### WHAT IS NEEDED
Find the lines that contain the word "home" and copy each one.

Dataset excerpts
** Start **
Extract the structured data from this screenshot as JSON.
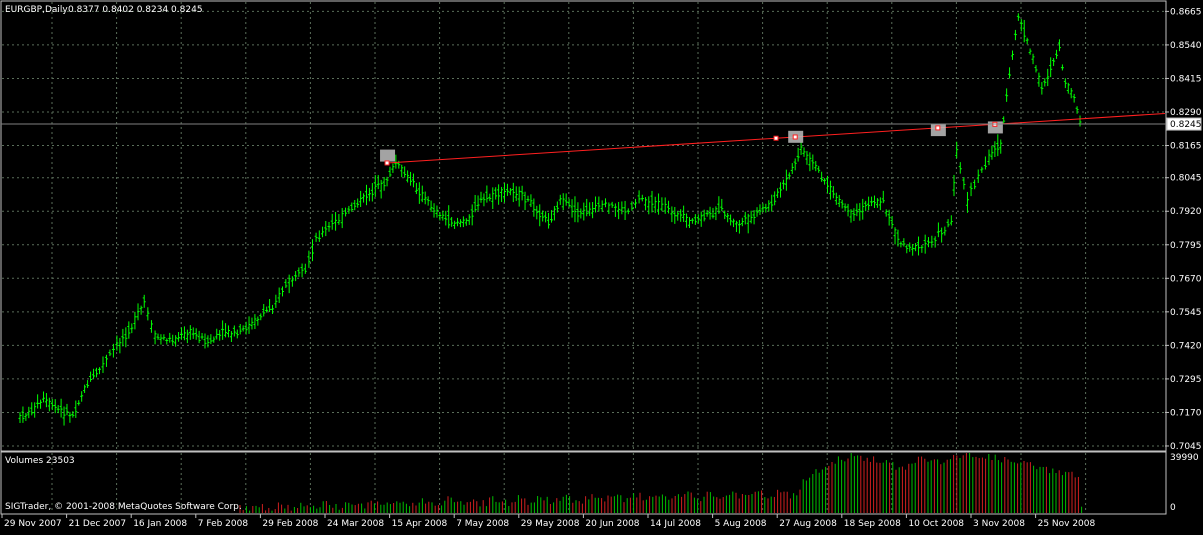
{
  "header": {
    "title": "EURGBP,Daily",
    "ohlc": "0.8377 0.8402 0.8234 0.8245"
  },
  "volume_panel": {
    "label": "Volumes 23503",
    "scale_max_label": "39990",
    "scale_min_label": "0",
    "copyright": "SIGTrader, © 2001-2008 MetaQuotes Software Corp."
  },
  "colors": {
    "background": "#000000",
    "grid": "#5a6e5a",
    "frame": "#c0c0c0",
    "candles": "#00ff00",
    "trendline": "#ff2020",
    "volume_up": "#00c000",
    "volume_down": "#d02020",
    "text": "#ffffff",
    "marker_box": "#c0c0c0"
  },
  "chart_data": {
    "type": "candlestick",
    "symbol": "EURGBP",
    "timeframe": "Daily",
    "y_ticks": [
      "0.8665",
      "0.8540",
      "0.8415",
      "0.8290",
      "0.8165",
      "0.8045",
      "0.7920",
      "0.7795",
      "0.7670",
      "0.7545",
      "0.7420",
      "0.7295",
      "0.7170",
      "0.7045"
    ],
    "ylim": [
      0.703,
      0.87
    ],
    "current_price": "0.8245",
    "x_ticks": [
      "29 Nov 2007",
      "21 Dec 2007",
      "16 Jan 2008",
      "7 Feb 2008",
      "29 Feb 2008",
      "24 Mar 2008",
      "15 Apr 2008",
      "7 May 2008",
      "29 May 2008",
      "20 Jun 2008",
      "14 Jul 2008",
      "5 Aug 2008",
      "27 Aug 2008",
      "18 Sep 2008",
      "10 Oct 2008",
      "3 Nov 2008",
      "25 Nov 2008"
    ],
    "close_path": [
      [
        "29 Nov 2007",
        0.715
      ],
      [
        "3 Dec 2007",
        0.7175
      ],
      [
        "7 Dec 2007",
        0.7215
      ],
      [
        "12 Dec 2007",
        0.718
      ],
      [
        "17 Dec 2007",
        0.716
      ],
      [
        "21 Dec 2007",
        0.726
      ],
      [
        "27 Dec 2007",
        0.733
      ],
      [
        "3 Jan 2008",
        0.742
      ],
      [
        "9 Jan 2008",
        0.749
      ],
      [
        "14 Jan 2008",
        0.758
      ],
      [
        "18 Jan 2008",
        0.745
      ],
      [
        "24 Jan 2008",
        0.744
      ],
      [
        "30 Jan 2008",
        0.747
      ],
      [
        "5 Feb 2008",
        0.743
      ],
      [
        "11 Feb 2008",
        0.747
      ],
      [
        "15 Feb 2008",
        0.746
      ],
      [
        "21 Feb 2008",
        0.751
      ],
      [
        "27 Feb 2008",
        0.757
      ],
      [
        "4 Mar 2008",
        0.766
      ],
      [
        "10 Mar 2008",
        0.769
      ],
      [
        "14 Mar 2008",
        0.782
      ],
      [
        "20 Mar 2008",
        0.787
      ],
      [
        "26 Mar 2008",
        0.792
      ],
      [
        "1 Apr 2008",
        0.798
      ],
      [
        "7 Apr 2008",
        0.802
      ],
      [
        "11 Apr 2008",
        0.81
      ],
      [
        "17 Apr 2008",
        0.802
      ],
      [
        "23 Apr 2008",
        0.794
      ],
      [
        "29 Apr 2008",
        0.788
      ],
      [
        "5 May 2008",
        0.788
      ],
      [
        "9 May 2008",
        0.795
      ],
      [
        "15 May 2008",
        0.798
      ],
      [
        "21 May 2008",
        0.8
      ],
      [
        "27 May 2008",
        0.795
      ],
      [
        "2 Jun 2008",
        0.788
      ],
      [
        "6 Jun 2008",
        0.796
      ],
      [
        "12 Jun 2008",
        0.791
      ],
      [
        "18 Jun 2008",
        0.793
      ],
      [
        "24 Jun 2008",
        0.794
      ],
      [
        "30 Jun 2008",
        0.792
      ],
      [
        "4 Jul 2008",
        0.797
      ],
      [
        "10 Jul 2008",
        0.795
      ],
      [
        "16 Jul 2008",
        0.792
      ],
      [
        "22 Jul 2008",
        0.788
      ],
      [
        "28 Jul 2008",
        0.79
      ],
      [
        "1 Aug 2008",
        0.793
      ],
      [
        "7 Aug 2008",
        0.787
      ],
      [
        "13 Aug 2008",
        0.79
      ],
      [
        "19 Aug 2008",
        0.795
      ],
      [
        "25 Aug 2008",
        0.805
      ],
      [
        "29 Aug 2008",
        0.815
      ],
      [
        "4 Sep 2008",
        0.807
      ],
      [
        "10 Sep 2008",
        0.797
      ],
      [
        "16 Sep 2008",
        0.79
      ],
      [
        "22 Sep 2008",
        0.796
      ],
      [
        "26 Sep 2008",
        0.795
      ],
      [
        "2 Oct 2008",
        0.78
      ],
      [
        "8 Oct 2008",
        0.778
      ],
      [
        "14 Oct 2008",
        0.782
      ],
      [
        "20 Oct 2008",
        0.788
      ],
      [
        "22 Oct 2008",
        0.815
      ],
      [
        "26 Oct 2008",
        0.796
      ],
      [
        "30 Oct 2008",
        0.805
      ],
      [
        "3 Nov 2008",
        0.812
      ],
      [
        "7 Nov 2008",
        0.818
      ],
      [
        "11 Nov 2008",
        0.85
      ],
      [
        "13 Nov 2008",
        0.865
      ],
      [
        "17 Nov 2008",
        0.852
      ],
      [
        "21 Nov 2008",
        0.838
      ],
      [
        "25 Nov 2008",
        0.848
      ],
      [
        "27 Nov 2008",
        0.853
      ],
      [
        "29 Nov 2008",
        0.839
      ],
      [
        "2 Dec 2008",
        0.835
      ],
      [
        "4 Dec 2008",
        0.8245
      ]
    ],
    "trendline": {
      "from": [
        "8 Apr 2008",
        0.81
      ],
      "to": [
        "5 Dec 2008",
        0.8265
      ],
      "extends_right": true
    },
    "markers": [
      {
        "date": "8 Apr 2008",
        "price": 0.812
      },
      {
        "date": "27 Aug 2008",
        "price": 0.819
      },
      {
        "date": "15 Oct 2008",
        "price": 0.8215
      },
      {
        "date": "5 Nov 2008",
        "price": 0.8225
      }
    ],
    "volume_series": [
      [
        "29 Aug 2008",
        0.55
      ],
      [
        "5 Sep 2008",
        0.72
      ],
      [
        "10 Sep 2008",
        0.88
      ],
      [
        "15 Sep 2008",
        0.95
      ],
      [
        "22 Sep 2008",
        0.9
      ],
      [
        "29 Sep 2008",
        0.8
      ],
      [
        "2 Oct 2008",
        0.72
      ],
      [
        "8 Oct 2008",
        0.92
      ],
      [
        "14 Oct 2008",
        0.85
      ],
      [
        "20 Oct 2008",
        0.9
      ],
      [
        "26 Oct 2008",
        0.98
      ],
      [
        "1 Nov 2008",
        0.95
      ],
      [
        "5 Nov 2008",
        0.92
      ],
      [
        "11 Nov 2008",
        0.85
      ],
      [
        "17 Nov 2008",
        0.8
      ],
      [
        "23 Nov 2008",
        0.72
      ],
      [
        "29 Nov 2008",
        0.68
      ],
      [
        "4 Dec 2008",
        0.6
      ]
    ]
  }
}
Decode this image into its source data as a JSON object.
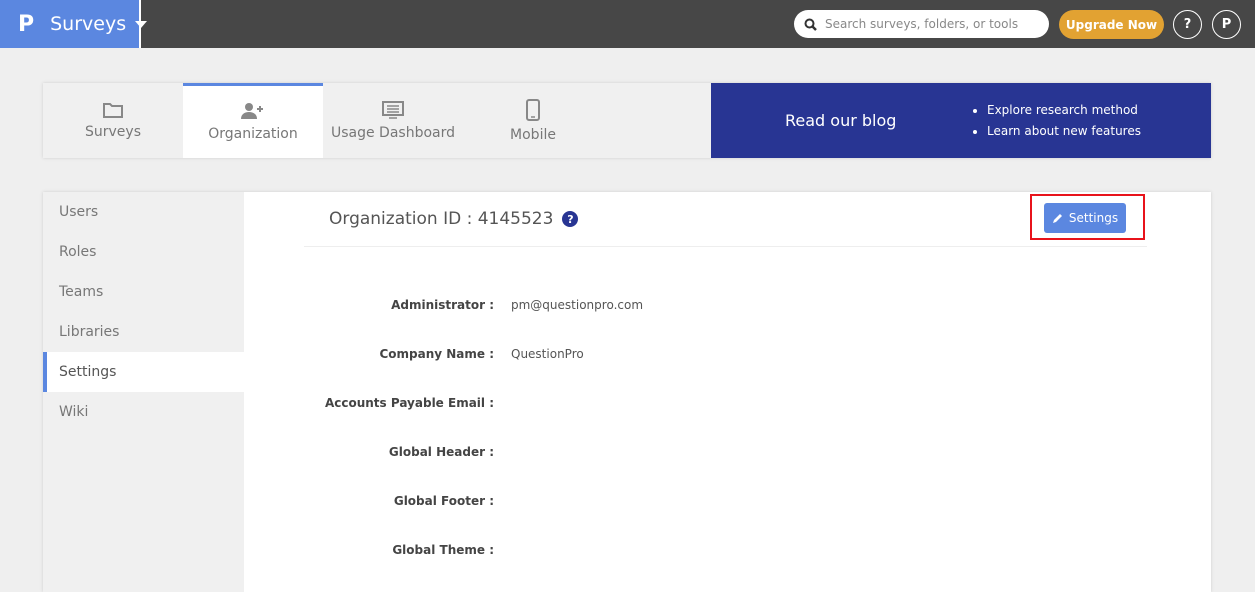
{
  "header": {
    "logo": "P",
    "app": "Surveys",
    "search_placeholder": "Search surveys, folders, or tools",
    "upgrade": "Upgrade Now",
    "help": "?",
    "avatar": "P"
  },
  "tabs": [
    {
      "label": "Surveys",
      "icon": "folder-icon"
    },
    {
      "label": "Organization",
      "icon": "user-plus-icon",
      "active": true
    },
    {
      "label": "Usage Dashboard",
      "icon": "monitor-icon"
    },
    {
      "label": "Mobile",
      "icon": "mobile-icon"
    }
  ],
  "blog": {
    "title": "Read our blog",
    "items": [
      "Explore research method",
      "Learn about new features"
    ]
  },
  "sidebar": [
    {
      "label": "Users"
    },
    {
      "label": "Roles"
    },
    {
      "label": "Teams"
    },
    {
      "label": "Libraries"
    },
    {
      "label": "Settings",
      "active": true
    },
    {
      "label": "Wiki"
    }
  ],
  "org": {
    "title": "Organization ID : 4145523",
    "help": "?",
    "settings_button": "Settings"
  },
  "fields": [
    {
      "label": "Administrator :",
      "value": "pm@questionpro.com"
    },
    {
      "label": "Company Name :",
      "value": "QuestionPro"
    },
    {
      "label": "Accounts Payable Email :",
      "value": ""
    },
    {
      "label": "Global Header :",
      "value": ""
    },
    {
      "label": "Global Footer :",
      "value": ""
    },
    {
      "label": "Global Theme :",
      "value": ""
    }
  ]
}
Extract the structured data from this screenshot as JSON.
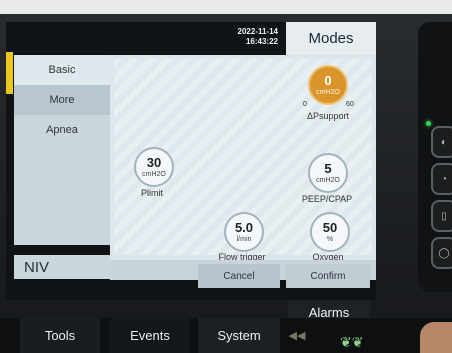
{
  "header": {
    "date": "2022-11-14",
    "time": "16:43:22",
    "modes_label": "Modes"
  },
  "sidebar": {
    "items": [
      {
        "label": "Basic"
      },
      {
        "label": "More"
      },
      {
        "label": "Apnea"
      }
    ]
  },
  "mode_name": "NIV",
  "params": {
    "psupport": {
      "value": "0",
      "unit": "cmH2O",
      "label": "ΔPsupport",
      "range_min": "0",
      "range_max": "60"
    },
    "plimit": {
      "value": "30",
      "unit": "cmH2O",
      "label": "Plimit"
    },
    "peep": {
      "value": "5",
      "unit": "cmH2O",
      "label": "PEEP/CPAP"
    },
    "flow_trigger": {
      "value": "5.0",
      "unit": "l/min",
      "label": "Flow trigger"
    },
    "oxygen": {
      "value": "50",
      "unit": "%",
      "label": "Oxygen"
    }
  },
  "buttons": {
    "cancel": "Cancel",
    "confirm": "Confirm",
    "alarms": "Alarms"
  },
  "nav": {
    "tools": "Tools",
    "events": "Events",
    "system": "System"
  },
  "colors": {
    "active_dial": "#d9952a",
    "led": "#39d45c",
    "panel": "#dce6eb"
  }
}
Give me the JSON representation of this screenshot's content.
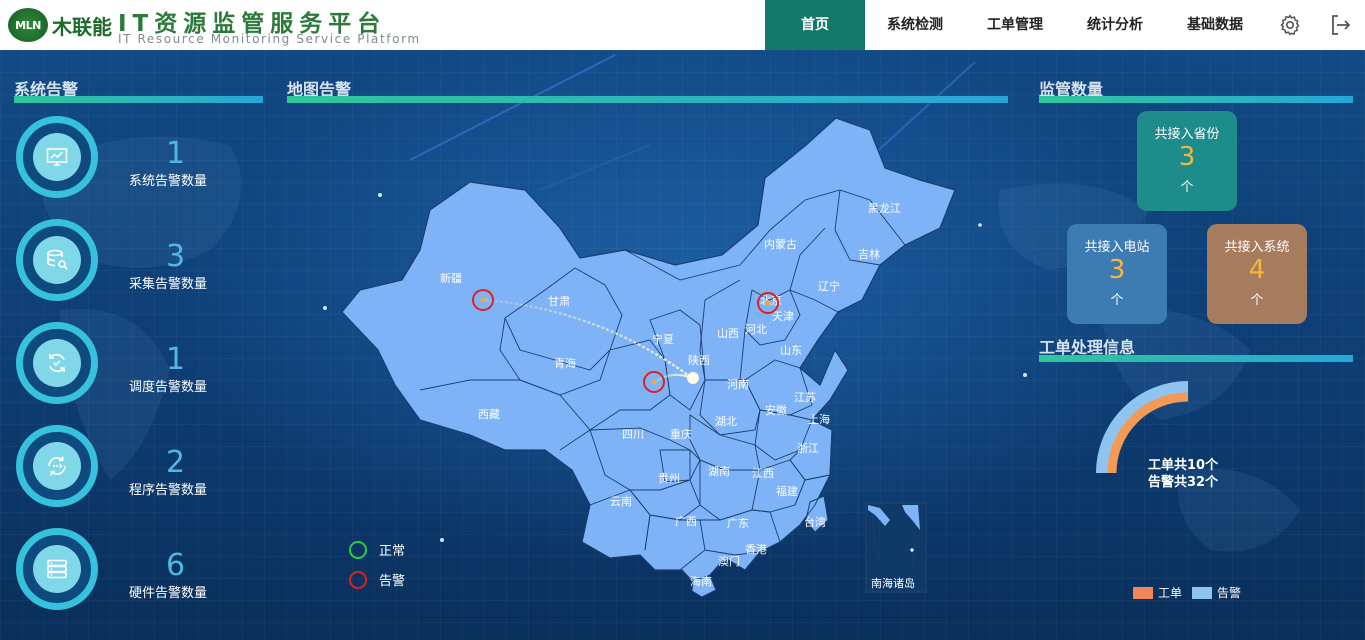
{
  "header": {
    "logo_text": "MLN",
    "brand": "木联能",
    "title": "IT资源监管服务平台",
    "subtitle": "IT Resource Monitoring Service Platform",
    "nav": [
      {
        "label": "首页",
        "active": true
      },
      {
        "label": "系统检测",
        "active": false
      },
      {
        "label": "工单管理",
        "active": false
      },
      {
        "label": "统计分析",
        "active": false
      },
      {
        "label": "基础数据",
        "active": false
      }
    ],
    "icons": [
      "gear-icon",
      "logout-icon"
    ]
  },
  "system_alarms": {
    "title": "系统告警",
    "items": [
      {
        "count": "1",
        "label": "系统告警数量",
        "icon": "monitor-chart-icon"
      },
      {
        "count": "3",
        "label": "采集告警数量",
        "icon": "database-search-icon"
      },
      {
        "count": "1",
        "label": "调度告警数量",
        "icon": "refresh-cycle-icon"
      },
      {
        "count": "2",
        "label": "程序告警数量",
        "icon": "program-sync-icon"
      },
      {
        "count": "6",
        "label": "硬件告警数量",
        "icon": "server-rack-icon"
      }
    ]
  },
  "map": {
    "title": "地图告警",
    "provinces": [
      "新疆",
      "甘肃",
      "青海",
      "西藏",
      "内蒙古",
      "黑龙江",
      "吉林",
      "辽宁",
      "北京",
      "天津",
      "河北",
      "山西",
      "宁夏",
      "陕西",
      "山东",
      "河南",
      "江苏",
      "上海",
      "安徽",
      "湖北",
      "四川",
      "重庆",
      "浙江",
      "湖南",
      "江西",
      "贵州",
      "福建",
      "云南",
      "广西",
      "广东",
      "台湾",
      "香港",
      "澳门",
      "海南"
    ],
    "inset_label": "南海诸岛",
    "alarm_markers": [
      "新疆",
      "北京",
      "四川"
    ],
    "legend": [
      {
        "label": "正常",
        "color": "#2ecc40"
      },
      {
        "label": "告警",
        "color": "#e0201b"
      }
    ]
  },
  "supervision": {
    "title": "监管数量",
    "cards": [
      {
        "title": "共接入省份",
        "value": "3",
        "unit": "个",
        "color": "#1f8c8c"
      },
      {
        "title": "共接入电站",
        "value": "3",
        "unit": "个",
        "color": "#3d7cb2"
      },
      {
        "title": "共接入系统",
        "value": "4",
        "unit": "个",
        "color": "#a67b5e"
      }
    ]
  },
  "work_orders": {
    "title": "工单处理信息",
    "line1": "工单共10个",
    "line2": "告警共32个",
    "work_order_total": 10,
    "alarm_total": 32,
    "colors": {
      "work_order": "#f49a55",
      "alarm": "#8ec4ef"
    },
    "legend": [
      {
        "label": "工单",
        "color": "#f4855a"
      },
      {
        "label": "告警",
        "color": "#8ec4ef"
      }
    ]
  }
}
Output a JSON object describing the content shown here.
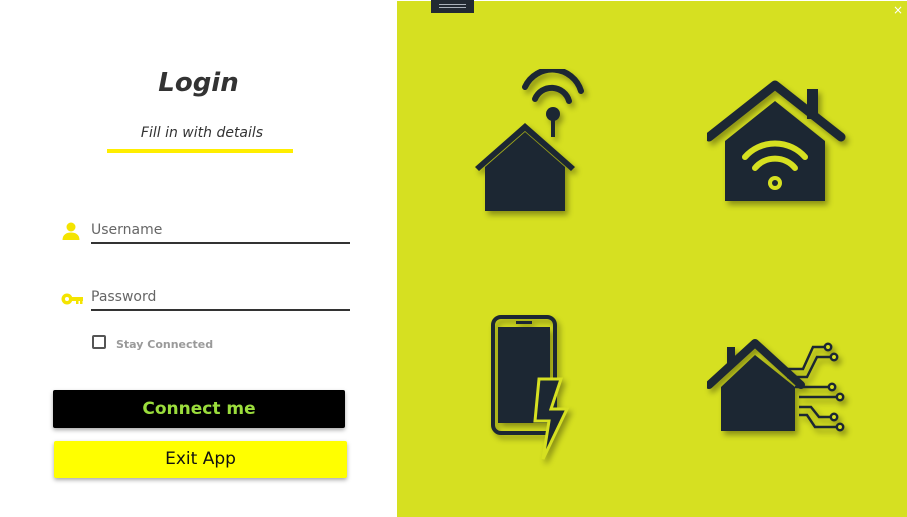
{
  "login": {
    "title": "Login",
    "subtitle": "Fill in with details",
    "username": {
      "placeholder": "Username",
      "value": "",
      "icon": "user-icon"
    },
    "password": {
      "placeholder": "Password",
      "value": "",
      "icon": "key-icon"
    },
    "stay_connected": {
      "label": "Stay Connected",
      "checked": false
    },
    "connect_label": "Connect me",
    "exit_label": "Exit App"
  },
  "window": {
    "close_glyph": "×"
  },
  "illustrations": [
    {
      "icon": "smart-home-antenna-icon"
    },
    {
      "icon": "home-wifi-icon"
    },
    {
      "icon": "smartphone-charging-icon"
    },
    {
      "icon": "home-circuit-icon"
    }
  ],
  "colors": {
    "accent_yellow": "#ffff00",
    "panel_green": "#d6e021",
    "connect_text": "#9bdd3c",
    "icon_dark": "#1c2733"
  }
}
** End **
### FULL OUTPUT
      "icon": "smart-home-antenna-icon"
      "icon": "home-wifi-icon"
      "icon": "home-circuit-icon"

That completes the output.